Problem to solve
Go through the records and show each line where the word "shares" occurs.

Source material

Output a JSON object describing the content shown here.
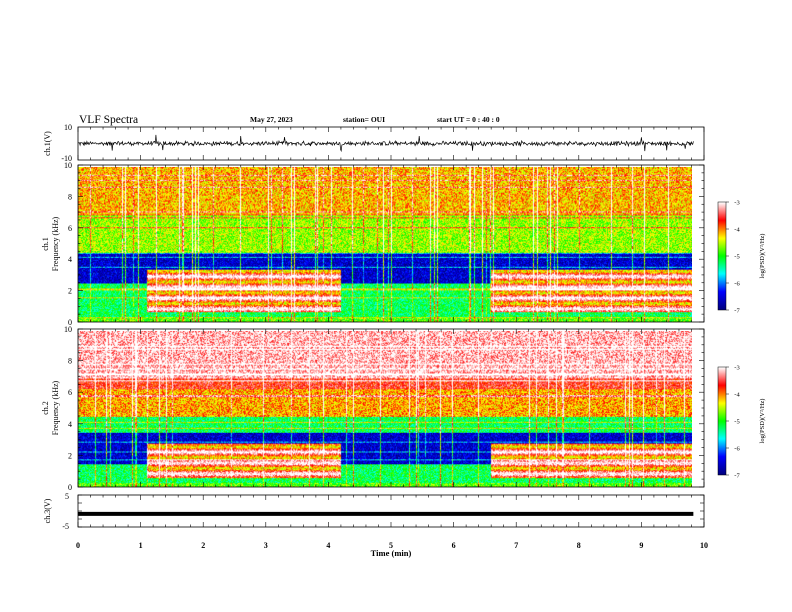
{
  "header": {
    "title": "VLF Spectra",
    "date": "May 27, 2023",
    "station": "station= OUI",
    "start": "start  UT =   0 : 40 : 0"
  },
  "chart_data": [
    {
      "id": "ch1_waveform",
      "type": "line",
      "ylabel": "ch.1(V)",
      "ylim": [
        -10,
        10
      ],
      "y_ticks": [
        "10",
        "-10"
      ],
      "xlim": [
        0,
        9.83
      ],
      "series": [
        {
          "x": [
            0,
            9.83
          ],
          "values": [
            0,
            0
          ],
          "color": "#000000"
        }
      ],
      "noise_amplitude": 1.0,
      "spike_times": [
        0.55,
        1.25,
        1.35,
        2.6,
        3.3,
        4.2,
        5.45,
        6.3,
        9.0,
        9.05,
        9.4,
        9.7
      ]
    },
    {
      "id": "ch1_spectrogram",
      "type": "heatmap",
      "ylabel": "ch.1",
      "ylabel2": "Frequency  (kHz)",
      "ylim": [
        0,
        10
      ],
      "y_ticks": [
        "0",
        "2",
        "4",
        "6",
        "8",
        "10"
      ],
      "xlim": [
        0,
        9.83
      ],
      "colorbar": {
        "label": "log(PSD)(V²/Hz)",
        "range": [
          -7,
          -3
        ],
        "ticks": [
          "-3",
          "-4",
          "-5",
          "-6",
          "-7"
        ],
        "colormap": [
          "#000080",
          "#0000ff",
          "#00ffff",
          "#00ff00",
          "#ffff00",
          "#ff0000",
          "#ffffff"
        ]
      },
      "features": {
        "high_band_level": -4.4,
        "quiet_band_khz": [
          2.5,
          4.5
        ],
        "quiet_band_level": -6.6,
        "bright_band_khz": [
          0.7,
          3.4
        ],
        "bright_intervals_min": [
          [
            1.1,
            4.2
          ],
          [
            6.6,
            9.83
          ]
        ],
        "bright_level": -3.6
      }
    },
    {
      "id": "ch2_spectrogram",
      "type": "heatmap",
      "ylabel": "ch.2",
      "ylabel2": "Frequency  (kHz)",
      "ylim": [
        0,
        10
      ],
      "y_ticks": [
        "0",
        "2",
        "4",
        "6",
        "8",
        "10"
      ],
      "xlim": [
        0,
        9.83
      ],
      "colorbar": {
        "label": "log(PSD)(V²/Hz)",
        "range": [
          -7,
          -3
        ],
        "ticks": [
          "-3",
          "-4",
          "-5",
          "-6",
          "-7"
        ],
        "colormap": [
          "#000080",
          "#0000ff",
          "#00ffff",
          "#00ff00",
          "#ffff00",
          "#ff0000",
          "#ffffff"
        ]
      },
      "features": {
        "high_band_level": -3.9,
        "boundary_line_khz": 6.3,
        "quiet_band_khz": [
          1.5,
          3.5
        ],
        "quiet_band_level": -6.6,
        "bright_band_khz": [
          0.6,
          2.8
        ],
        "bright_intervals_min": [
          [
            1.1,
            4.2
          ],
          [
            6.6,
            9.83
          ]
        ],
        "bright_level": -3.6
      }
    },
    {
      "id": "ch3_waveform",
      "type": "line",
      "ylabel": "ch.3(V)",
      "ylim": [
        -5,
        5
      ],
      "y_ticks": [
        "5",
        "0",
        "-5"
      ],
      "xlim": [
        0,
        9.83
      ],
      "series": [
        {
          "x": [
            0,
            9.83
          ],
          "values": [
            -0.9,
            -0.9
          ],
          "color": "#000000"
        }
      ]
    }
  ],
  "x_axis": {
    "label": "Time  (min)",
    "ticks": [
      "0",
      "1",
      "2",
      "3",
      "4",
      "5",
      "6",
      "7",
      "8",
      "9",
      "10"
    ],
    "range": [
      0,
      10
    ]
  }
}
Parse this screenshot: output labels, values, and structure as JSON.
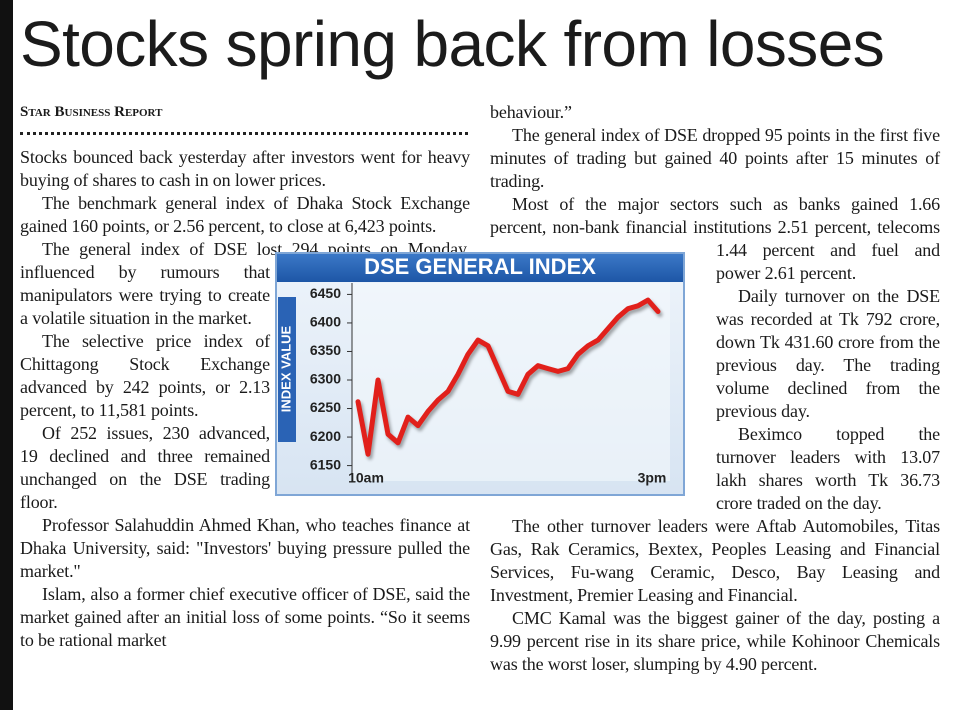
{
  "header": {
    "title": "Stocks spring back from losses"
  },
  "byline": "Star Business Report",
  "columns": [
    {
      "paragraphs": [
        "Stocks bounced back yesterday after investors went for heavy buying of shares to cash in on lower prices.",
        "The benchmark general index of Dhaka Stock Exchange gained 160 points, or 2.56 percent, to close at 6,423 points.",
        "The general index of DSE lost 294 points on Monday, influenced by rumours that manipulators were trying to create a volatile situation in the market.",
        "The selective price index of Chittagong Stock Exchange advanced by 242 points, or 2.13 percent, to 11,581 points.",
        "Of 252 issues, 230 advanced, 19 declined and three remained unchanged on the DSE trading floor.",
        "Professor Salahuddin Ahmed Khan, who teaches finance at Dhaka University, said: \"Investors' buying pressure pulled the market.\"",
        "Islam, also a former chief executive officer of DSE, said the market gained after an initial loss of some points. “So it seems to be rational market"
      ]
    },
    {
      "paragraphs": [
        "behaviour.”",
        "The general index of DSE dropped 95 points in the first five minutes of trading but gained 40 points after 15 minutes of trading.",
        "Most of the major sectors such as banks gained 1.66 percent, non-bank financial institutions 2.51 percent, telecoms 1.44 percent and fuel and power 2.61 percent.",
        "Daily turnover on the DSE was recorded at Tk 792 crore, down Tk 431.60 crore from the previous day. The trading volume declined from the previous day.",
        "Beximco topped the turnover leaders with 13.07 lakh shares worth Tk 36.73 crore traded on the day.",
        "The other turnover leaders were Aftab Automobiles, Titas Gas, Rak Ceramics, Bextex, Peoples Leasing and Financial Services, Fu-wang Ceramic, Desco, Bay Leasing and Investment, Premier Leasing and Financial.",
        "CMC Kamal was the biggest gainer of the day, posting a 9.99 percent rise in its share price, while Kohinoor Chemicals was the worst loser, slumping by 4.90 percent."
      ]
    }
  ],
  "chart_data": {
    "type": "line",
    "title": "DSE GENERAL INDEX",
    "y_label": "INDEX VALUE",
    "x": [
      "10am",
      null,
      null,
      null,
      null,
      null,
      null,
      null,
      null,
      null,
      null,
      null,
      null,
      null,
      null,
      null,
      null,
      null,
      null,
      null,
      null,
      null,
      null,
      null,
      null,
      null,
      null,
      null,
      null,
      null,
      "3pm"
    ],
    "series": [
      {
        "color": "#e1201b",
        "values": [
          6262,
          6170,
          6300,
          6205,
          6190,
          6235,
          6220,
          6245,
          6265,
          6280,
          6310,
          6345,
          6370,
          6360,
          6320,
          6280,
          6275,
          6310,
          6325,
          6320,
          6315,
          6320,
          6345,
          6360,
          6370,
          6390,
          6410,
          6425,
          6430,
          6440,
          6420
        ]
      }
    ],
    "ylim": [
      6130,
      6470
    ],
    "yticks": [
      6150,
      6200,
      6250,
      6300,
      6350,
      6400,
      6450
    ]
  }
}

Exercise solution
        "Stocks bounced back yesterday after investors went for heavy buying of shares to cash in on lower prices.",
        "Beximco topped the turnover leaders with 13.07 lakh shares worth Tk 36.73 crore traded on the day.",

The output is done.